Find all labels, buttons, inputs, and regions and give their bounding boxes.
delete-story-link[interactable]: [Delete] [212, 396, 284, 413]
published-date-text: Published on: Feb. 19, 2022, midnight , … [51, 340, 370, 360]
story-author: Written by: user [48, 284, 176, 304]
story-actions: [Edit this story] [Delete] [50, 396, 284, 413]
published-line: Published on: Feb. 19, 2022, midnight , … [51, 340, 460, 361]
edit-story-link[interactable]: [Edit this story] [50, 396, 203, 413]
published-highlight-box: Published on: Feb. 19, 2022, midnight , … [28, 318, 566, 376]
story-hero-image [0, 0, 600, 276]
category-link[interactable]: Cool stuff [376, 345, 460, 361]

============================================================

▶ _WHAT NEEDS TO BE DONE_
Please rewrite the lines above as a numbered list, leaving out any blank lines.

▶ _RESPONSE_
1. Find all labels, buttons, inputs, and regions and give their bounding boxes.
2. delete-story-link[interactable]: [Delete] [212, 396, 284, 413]
3. published-date-text: Published on: Feb. 19, 2022, midnight , … [51, 340, 370, 360]
4. story-author: Written by: user [48, 284, 176, 304]
5. story-actions: [Edit this story] [Delete] [50, 396, 284, 413]
6. published-line: Published on: Feb. 19, 2022, midnight , … [51, 340, 460, 361]
7. edit-story-link[interactable]: [Edit this story] [50, 396, 203, 413]
8. published-highlight-box: Published on: Feb. 19, 2022, midnight , … [28, 318, 566, 376]
9. story-hero-image [0, 0, 600, 276]
10. category-link[interactable]: Cool stuff [376, 345, 460, 361]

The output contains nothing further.